Stated exercise
Below is some material; transcribe all of it exactly.

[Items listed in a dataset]
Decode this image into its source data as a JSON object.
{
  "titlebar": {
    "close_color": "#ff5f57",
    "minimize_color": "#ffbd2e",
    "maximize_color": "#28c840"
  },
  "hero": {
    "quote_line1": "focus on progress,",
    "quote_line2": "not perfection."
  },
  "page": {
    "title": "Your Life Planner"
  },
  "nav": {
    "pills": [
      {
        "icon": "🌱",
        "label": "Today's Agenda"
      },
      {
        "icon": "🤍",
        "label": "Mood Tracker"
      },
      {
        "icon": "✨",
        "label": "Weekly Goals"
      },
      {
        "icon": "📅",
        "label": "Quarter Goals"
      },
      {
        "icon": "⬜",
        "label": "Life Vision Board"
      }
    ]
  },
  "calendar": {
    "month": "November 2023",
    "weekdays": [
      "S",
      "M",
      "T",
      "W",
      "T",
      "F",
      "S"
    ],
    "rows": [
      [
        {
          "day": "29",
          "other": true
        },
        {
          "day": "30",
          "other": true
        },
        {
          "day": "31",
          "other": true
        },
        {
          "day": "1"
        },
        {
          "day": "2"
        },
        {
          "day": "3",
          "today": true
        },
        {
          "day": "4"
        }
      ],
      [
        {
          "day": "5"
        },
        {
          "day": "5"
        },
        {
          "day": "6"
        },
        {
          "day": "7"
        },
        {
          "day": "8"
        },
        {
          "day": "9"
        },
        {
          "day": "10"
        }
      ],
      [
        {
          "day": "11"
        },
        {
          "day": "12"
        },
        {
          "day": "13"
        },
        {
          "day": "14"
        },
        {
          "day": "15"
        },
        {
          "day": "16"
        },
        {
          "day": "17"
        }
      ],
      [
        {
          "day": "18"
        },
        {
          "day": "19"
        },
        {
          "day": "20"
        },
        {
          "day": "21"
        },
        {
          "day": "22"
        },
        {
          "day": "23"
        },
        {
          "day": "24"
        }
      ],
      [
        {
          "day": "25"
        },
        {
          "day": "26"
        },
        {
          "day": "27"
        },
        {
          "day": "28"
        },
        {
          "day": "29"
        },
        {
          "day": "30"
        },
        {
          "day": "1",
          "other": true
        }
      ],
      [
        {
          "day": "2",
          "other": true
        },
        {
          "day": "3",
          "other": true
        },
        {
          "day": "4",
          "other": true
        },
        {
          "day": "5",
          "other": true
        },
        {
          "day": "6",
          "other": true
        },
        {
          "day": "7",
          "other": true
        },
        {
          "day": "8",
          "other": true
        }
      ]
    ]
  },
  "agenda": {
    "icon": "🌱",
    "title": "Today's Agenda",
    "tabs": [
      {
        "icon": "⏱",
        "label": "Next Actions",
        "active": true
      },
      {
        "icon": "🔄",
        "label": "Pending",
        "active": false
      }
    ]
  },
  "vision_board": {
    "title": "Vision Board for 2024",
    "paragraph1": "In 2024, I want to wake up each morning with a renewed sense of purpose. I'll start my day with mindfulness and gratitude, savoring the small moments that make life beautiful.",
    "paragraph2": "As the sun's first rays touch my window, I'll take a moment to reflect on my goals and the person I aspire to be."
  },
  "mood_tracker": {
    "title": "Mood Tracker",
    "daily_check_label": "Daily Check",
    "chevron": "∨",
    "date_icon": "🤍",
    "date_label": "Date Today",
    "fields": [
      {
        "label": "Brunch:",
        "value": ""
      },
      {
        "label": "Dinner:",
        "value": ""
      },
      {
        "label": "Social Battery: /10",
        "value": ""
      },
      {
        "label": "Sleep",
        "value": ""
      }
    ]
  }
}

Solution for this exercise
Decode this image into its source data as a JSON object.
{
  "titlebar": {
    "close_color": "#ff5f57",
    "minimize_color": "#ffbd2e",
    "maximize_color": "#28c840"
  },
  "hero": {
    "quote_line1": "focus on progress,",
    "quote_line2": "not perfection."
  },
  "page": {
    "title": "Your Life Planner"
  },
  "nav": {
    "pills": [
      {
        "icon": "🌱",
        "label": "Today's Agenda"
      },
      {
        "icon": "🤍",
        "label": "Mood Tracker"
      },
      {
        "icon": "✨",
        "label": "Weekly Goals"
      },
      {
        "icon": "📅",
        "label": "Quarter Goals"
      },
      {
        "icon": "⬜",
        "label": "Life Vision Board"
      }
    ]
  },
  "calendar": {
    "month": "November 2023",
    "weekdays": [
      "S",
      "M",
      "T",
      "W",
      "T",
      "F",
      "S"
    ],
    "rows": [
      [
        {
          "day": "29",
          "other": true
        },
        {
          "day": "30",
          "other": true
        },
        {
          "day": "31",
          "other": true
        },
        {
          "day": "1"
        },
        {
          "day": "2"
        },
        {
          "day": "3",
          "today": true
        },
        {
          "day": "4"
        }
      ],
      [
        {
          "day": "5"
        },
        {
          "day": "5"
        },
        {
          "day": "6"
        },
        {
          "day": "7"
        },
        {
          "day": "8"
        },
        {
          "day": "9"
        },
        {
          "day": "10"
        }
      ],
      [
        {
          "day": "11"
        },
        {
          "day": "12"
        },
        {
          "day": "13"
        },
        {
          "day": "14"
        },
        {
          "day": "15"
        },
        {
          "day": "16"
        },
        {
          "day": "17"
        }
      ],
      [
        {
          "day": "18"
        },
        {
          "day": "19"
        },
        {
          "day": "20"
        },
        {
          "day": "21"
        },
        {
          "day": "22"
        },
        {
          "day": "23"
        },
        {
          "day": "24"
        }
      ],
      [
        {
          "day": "25"
        },
        {
          "day": "26"
        },
        {
          "day": "27"
        },
        {
          "day": "28"
        },
        {
          "day": "29"
        },
        {
          "day": "30"
        },
        {
          "day": "1",
          "other": true
        }
      ],
      [
        {
          "day": "2",
          "other": true
        },
        {
          "day": "3",
          "other": true
        },
        {
          "day": "4",
          "other": true
        },
        {
          "day": "5",
          "other": true
        },
        {
          "day": "6",
          "other": true
        },
        {
          "day": "7",
          "other": true
        },
        {
          "day": "8",
          "other": true
        }
      ]
    ]
  },
  "agenda": {
    "icon": "🌱",
    "title": "Today's Agenda",
    "tabs": [
      {
        "icon": "⏱",
        "label": "Next Actions",
        "active": true
      },
      {
        "icon": "🔄",
        "label": "Pending",
        "active": false
      }
    ]
  },
  "vision_board": {
    "title": "Vision Board for 2024",
    "paragraph1": "In 2024, I want to wake up each morning with a renewed sense of purpose. I'll start my day with mindfulness and gratitude, savoring the small moments that make life beautiful.",
    "paragraph2": "As the sun's first rays touch my window, I'll take a moment to reflect on my goals and the person I aspire to be."
  },
  "mood_tracker": {
    "title": "Mood Tracker",
    "daily_check_label": "Daily Check",
    "chevron": "∨",
    "date_icon": "🤍",
    "date_label": "Date Today",
    "fields": [
      {
        "label": "Brunch:",
        "value": ""
      },
      {
        "label": "Dinner:",
        "value": ""
      },
      {
        "label": "Social Battery: /10",
        "value": ""
      },
      {
        "label": "Sleep",
        "value": ""
      }
    ]
  }
}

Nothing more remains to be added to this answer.